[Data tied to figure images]
┄┄┄┄┄┄┄┄┄┄

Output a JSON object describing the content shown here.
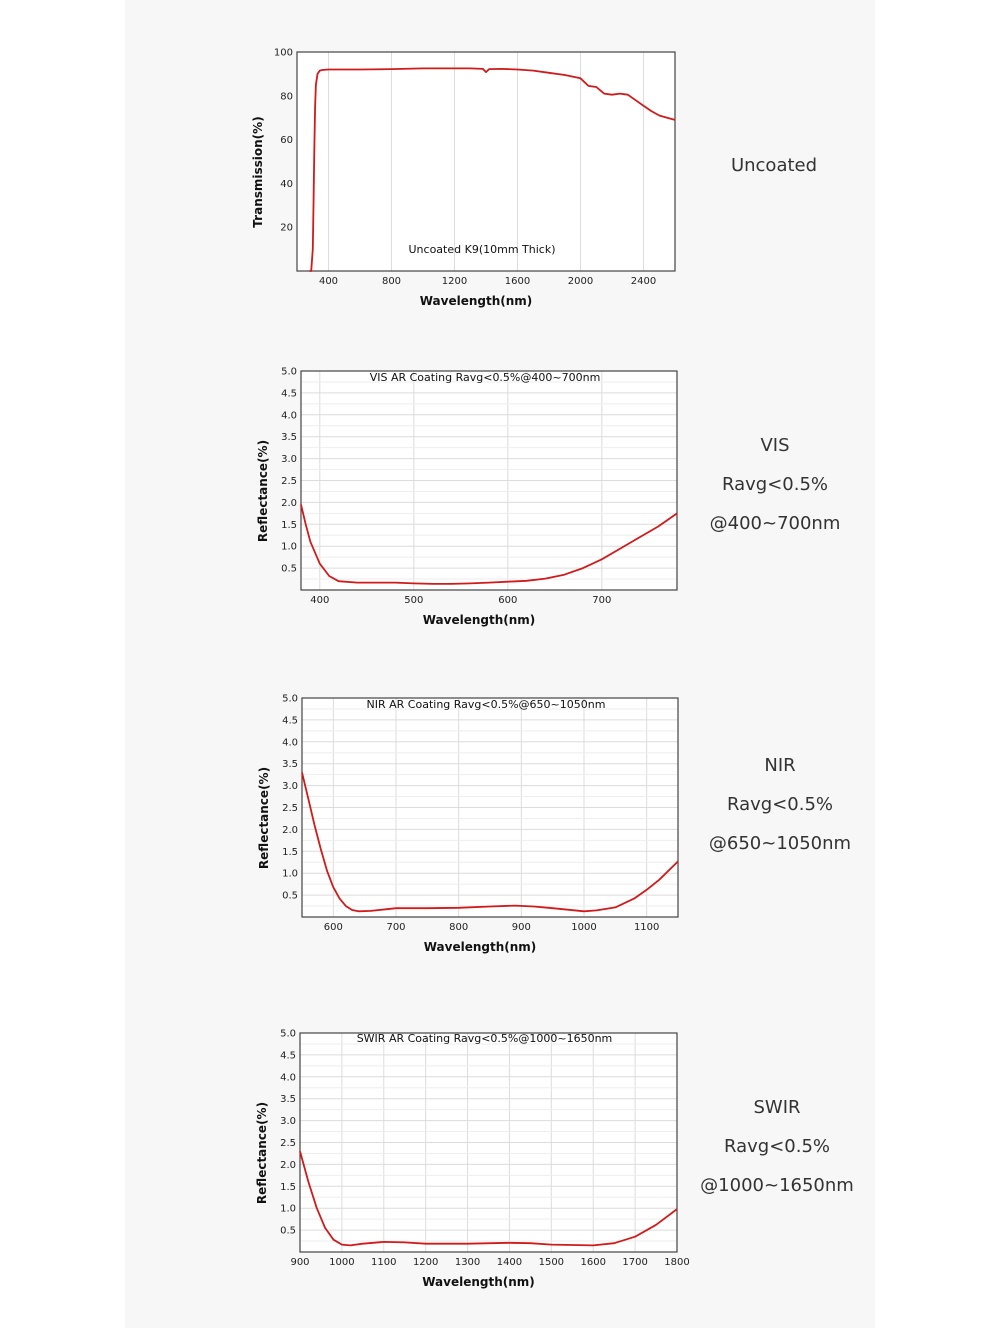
{
  "colors": {
    "curve": "#d11a1a",
    "grid": "#dcdcdc",
    "frame": "#444444",
    "panel": "#f7f7f7"
  },
  "side_labels": [
    {
      "lines": [
        "Uncoated"
      ]
    },
    {
      "lines": [
        "VIS",
        "Ravg<0.5%",
        "@400~700nm"
      ]
    },
    {
      "lines": [
        "NIR",
        "Ravg<0.5%",
        "@650~1050nm"
      ]
    },
    {
      "lines": [
        "SWIR",
        "Ravg<0.5%",
        "@1000~1650nm"
      ]
    }
  ],
  "chart_data": [
    {
      "type": "line",
      "annotation": "Uncoated K9(10mm Thick)",
      "xlabel": "Wavelength(nm)",
      "ylabel": "Transmission(%)",
      "xlim": [
        200,
        2600
      ],
      "ylim": [
        0,
        100
      ],
      "xticks": [
        "400",
        "800",
        "1200",
        "1600",
        "2000",
        "2400"
      ],
      "yticks": [
        "20",
        "40",
        "60",
        "80",
        "100"
      ],
      "grid": "vertical",
      "x": [
        280,
        290,
        300,
        305,
        310,
        315,
        320,
        330,
        345,
        360,
        400,
        500,
        600,
        800,
        1000,
        1200,
        1300,
        1380,
        1400,
        1420,
        1500,
        1600,
        1700,
        1800,
        1900,
        2000,
        2050,
        2100,
        2150,
        2200,
        2250,
        2300,
        2350,
        2400,
        2450,
        2500,
        2550,
        2600
      ],
      "y": [
        0,
        0,
        10,
        30,
        55,
        75,
        85,
        90,
        91.5,
        91.8,
        92,
        92,
        92,
        92.2,
        92.5,
        92.5,
        92.5,
        92.3,
        90.8,
        92.2,
        92.3,
        92,
        91.5,
        90.5,
        89.5,
        88,
        84.5,
        84,
        81,
        80.5,
        81,
        80.5,
        78,
        75.5,
        73,
        71,
        70,
        69
      ]
    },
    {
      "type": "line",
      "annotation": "VIS AR Coating Ravg<0.5%@400~700nm",
      "xlabel": "Wavelength(nm)",
      "ylabel": "Reflectance(%)",
      "xlim": [
        380,
        780
      ],
      "ylim": [
        0,
        5
      ],
      "xticks": [
        "400",
        "500",
        "600",
        "700"
      ],
      "yticks": [
        "0.5",
        "1.0",
        "1.5",
        "2.0",
        "2.5",
        "3.0",
        "3.5",
        "4.0",
        "4.5",
        "5.0"
      ],
      "grid": "both",
      "x": [
        380,
        385,
        390,
        400,
        410,
        420,
        440,
        460,
        480,
        500,
        520,
        540,
        560,
        580,
        600,
        620,
        640,
        660,
        680,
        700,
        720,
        740,
        760,
        780
      ],
      "y": [
        1.95,
        1.5,
        1.1,
        0.6,
        0.32,
        0.2,
        0.17,
        0.17,
        0.17,
        0.15,
        0.14,
        0.14,
        0.15,
        0.17,
        0.19,
        0.21,
        0.26,
        0.35,
        0.5,
        0.7,
        0.95,
        1.2,
        1.45,
        1.75
      ]
    },
    {
      "type": "line",
      "annotation": "NIR AR Coating Ravg<0.5%@650~1050nm",
      "xlabel": "Wavelength(nm)",
      "ylabel": "Reflectance(%)",
      "xlim": [
        550,
        1150
      ],
      "ylim": [
        0,
        5
      ],
      "xticks": [
        "600",
        "700",
        "800",
        "900",
        "1000",
        "1100"
      ],
      "yticks": [
        "0.5",
        "1.0",
        "1.5",
        "2.0",
        "2.5",
        "3.0",
        "3.5",
        "4.0",
        "4.5",
        "5.0"
      ],
      "grid": "both",
      "x": [
        550,
        560,
        570,
        580,
        590,
        600,
        610,
        620,
        630,
        640,
        660,
        700,
        750,
        800,
        850,
        890,
        920,
        950,
        1000,
        1020,
        1050,
        1080,
        1100,
        1120,
        1150
      ],
      "y": [
        3.3,
        2.7,
        2.1,
        1.55,
        1.05,
        0.68,
        0.42,
        0.25,
        0.16,
        0.13,
        0.14,
        0.2,
        0.2,
        0.21,
        0.24,
        0.26,
        0.24,
        0.2,
        0.13,
        0.15,
        0.22,
        0.42,
        0.62,
        0.85,
        1.27
      ]
    },
    {
      "type": "line",
      "annotation": "SWIR AR Coating Ravg<0.5%@1000~1650nm",
      "xlabel": "Wavelength(nm)",
      "ylabel": "Reflectance(%)",
      "xlim": [
        900,
        1800
      ],
      "ylim": [
        0,
        5
      ],
      "xticks": [
        "900",
        "1000",
        "1100",
        "1200",
        "1300",
        "1400",
        "1500",
        "1600",
        "1700",
        "1800"
      ],
      "yticks": [
        "0.5",
        "1.0",
        "1.5",
        "2.0",
        "2.5",
        "3.0",
        "3.5",
        "4.0",
        "4.5",
        "5.0"
      ],
      "grid": "both",
      "x": [
        900,
        920,
        940,
        960,
        980,
        1000,
        1020,
        1050,
        1100,
        1150,
        1200,
        1300,
        1400,
        1450,
        1500,
        1600,
        1650,
        1700,
        1750,
        1800
      ],
      "y": [
        2.3,
        1.6,
        1.0,
        0.55,
        0.28,
        0.17,
        0.15,
        0.19,
        0.23,
        0.22,
        0.19,
        0.19,
        0.21,
        0.2,
        0.17,
        0.15,
        0.2,
        0.35,
        0.62,
        0.98
      ]
    }
  ]
}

┄┄┄┄┄┄┄┄┄┄

Leave out the pictures and restate everything else word for word.

Output a JSON object describing the content shown here.
{
  "colors": {
    "curve": "#d11a1a",
    "grid": "#dcdcdc",
    "frame": "#444444",
    "panel": "#f7f7f7"
  },
  "side_labels": [
    {
      "lines": [
        "Uncoated"
      ]
    },
    {
      "lines": [
        "VIS",
        "Ravg<0.5%",
        "@400~700nm"
      ]
    },
    {
      "lines": [
        "NIR",
        "Ravg<0.5%",
        "@650~1050nm"
      ]
    },
    {
      "lines": [
        "SWIR",
        "Ravg<0.5%",
        "@1000~1650nm"
      ]
    }
  ],
  "chart_data": [
    {
      "type": "line",
      "annotation": "Uncoated K9(10mm Thick)",
      "xlabel": "Wavelength(nm)",
      "ylabel": "Transmission(%)",
      "xlim": [
        200,
        2600
      ],
      "ylim": [
        0,
        100
      ],
      "xticks": [
        "400",
        "800",
        "1200",
        "1600",
        "2000",
        "2400"
      ],
      "yticks": [
        "20",
        "40",
        "60",
        "80",
        "100"
      ],
      "grid": "vertical",
      "x": [
        280,
        290,
        300,
        305,
        310,
        315,
        320,
        330,
        345,
        360,
        400,
        500,
        600,
        800,
        1000,
        1200,
        1300,
        1380,
        1400,
        1420,
        1500,
        1600,
        1700,
        1800,
        1900,
        2000,
        2050,
        2100,
        2150,
        2200,
        2250,
        2300,
        2350,
        2400,
        2450,
        2500,
        2550,
        2600
      ],
      "y": [
        0,
        0,
        10,
        30,
        55,
        75,
        85,
        90,
        91.5,
        91.8,
        92,
        92,
        92,
        92.2,
        92.5,
        92.5,
        92.5,
        92.3,
        90.8,
        92.2,
        92.3,
        92,
        91.5,
        90.5,
        89.5,
        88,
        84.5,
        84,
        81,
        80.5,
        81,
        80.5,
        78,
        75.5,
        73,
        71,
        70,
        69
      ]
    },
    {
      "type": "line",
      "annotation": "VIS AR Coating Ravg<0.5%@400~700nm",
      "xlabel": "Wavelength(nm)",
      "ylabel": "Reflectance(%)",
      "xlim": [
        380,
        780
      ],
      "ylim": [
        0,
        5
      ],
      "xticks": [
        "400",
        "500",
        "600",
        "700"
      ],
      "yticks": [
        "0.5",
        "1.0",
        "1.5",
        "2.0",
        "2.5",
        "3.0",
        "3.5",
        "4.0",
        "4.5",
        "5.0"
      ],
      "grid": "both",
      "x": [
        380,
        385,
        390,
        400,
        410,
        420,
        440,
        460,
        480,
        500,
        520,
        540,
        560,
        580,
        600,
        620,
        640,
        660,
        680,
        700,
        720,
        740,
        760,
        780
      ],
      "y": [
        1.95,
        1.5,
        1.1,
        0.6,
        0.32,
        0.2,
        0.17,
        0.17,
        0.17,
        0.15,
        0.14,
        0.14,
        0.15,
        0.17,
        0.19,
        0.21,
        0.26,
        0.35,
        0.5,
        0.7,
        0.95,
        1.2,
        1.45,
        1.75
      ]
    },
    {
      "type": "line",
      "annotation": "NIR AR Coating Ravg<0.5%@650~1050nm",
      "xlabel": "Wavelength(nm)",
      "ylabel": "Reflectance(%)",
      "xlim": [
        550,
        1150
      ],
      "ylim": [
        0,
        5
      ],
      "xticks": [
        "600",
        "700",
        "800",
        "900",
        "1000",
        "1100"
      ],
      "yticks": [
        "0.5",
        "1.0",
        "1.5",
        "2.0",
        "2.5",
        "3.0",
        "3.5",
        "4.0",
        "4.5",
        "5.0"
      ],
      "grid": "both",
      "x": [
        550,
        560,
        570,
        580,
        590,
        600,
        610,
        620,
        630,
        640,
        660,
        700,
        750,
        800,
        850,
        890,
        920,
        950,
        1000,
        1020,
        1050,
        1080,
        1100,
        1120,
        1150
      ],
      "y": [
        3.3,
        2.7,
        2.1,
        1.55,
        1.05,
        0.68,
        0.42,
        0.25,
        0.16,
        0.13,
        0.14,
        0.2,
        0.2,
        0.21,
        0.24,
        0.26,
        0.24,
        0.2,
        0.13,
        0.15,
        0.22,
        0.42,
        0.62,
        0.85,
        1.27
      ]
    },
    {
      "type": "line",
      "annotation": "SWIR AR Coating Ravg<0.5%@1000~1650nm",
      "xlabel": "Wavelength(nm)",
      "ylabel": "Reflectance(%)",
      "xlim": [
        900,
        1800
      ],
      "ylim": [
        0,
        5
      ],
      "xticks": [
        "900",
        "1000",
        "1100",
        "1200",
        "1300",
        "1400",
        "1500",
        "1600",
        "1700",
        "1800"
      ],
      "yticks": [
        "0.5",
        "1.0",
        "1.5",
        "2.0",
        "2.5",
        "3.0",
        "3.5",
        "4.0",
        "4.5",
        "5.0"
      ],
      "grid": "both",
      "x": [
        900,
        920,
        940,
        960,
        980,
        1000,
        1020,
        1050,
        1100,
        1150,
        1200,
        1300,
        1400,
        1450,
        1500,
        1600,
        1650,
        1700,
        1750,
        1800
      ],
      "y": [
        2.3,
        1.6,
        1.0,
        0.55,
        0.28,
        0.17,
        0.15,
        0.19,
        0.23,
        0.22,
        0.19,
        0.19,
        0.21,
        0.2,
        0.17,
        0.15,
        0.2,
        0.35,
        0.62,
        0.98
      ]
    }
  ]
}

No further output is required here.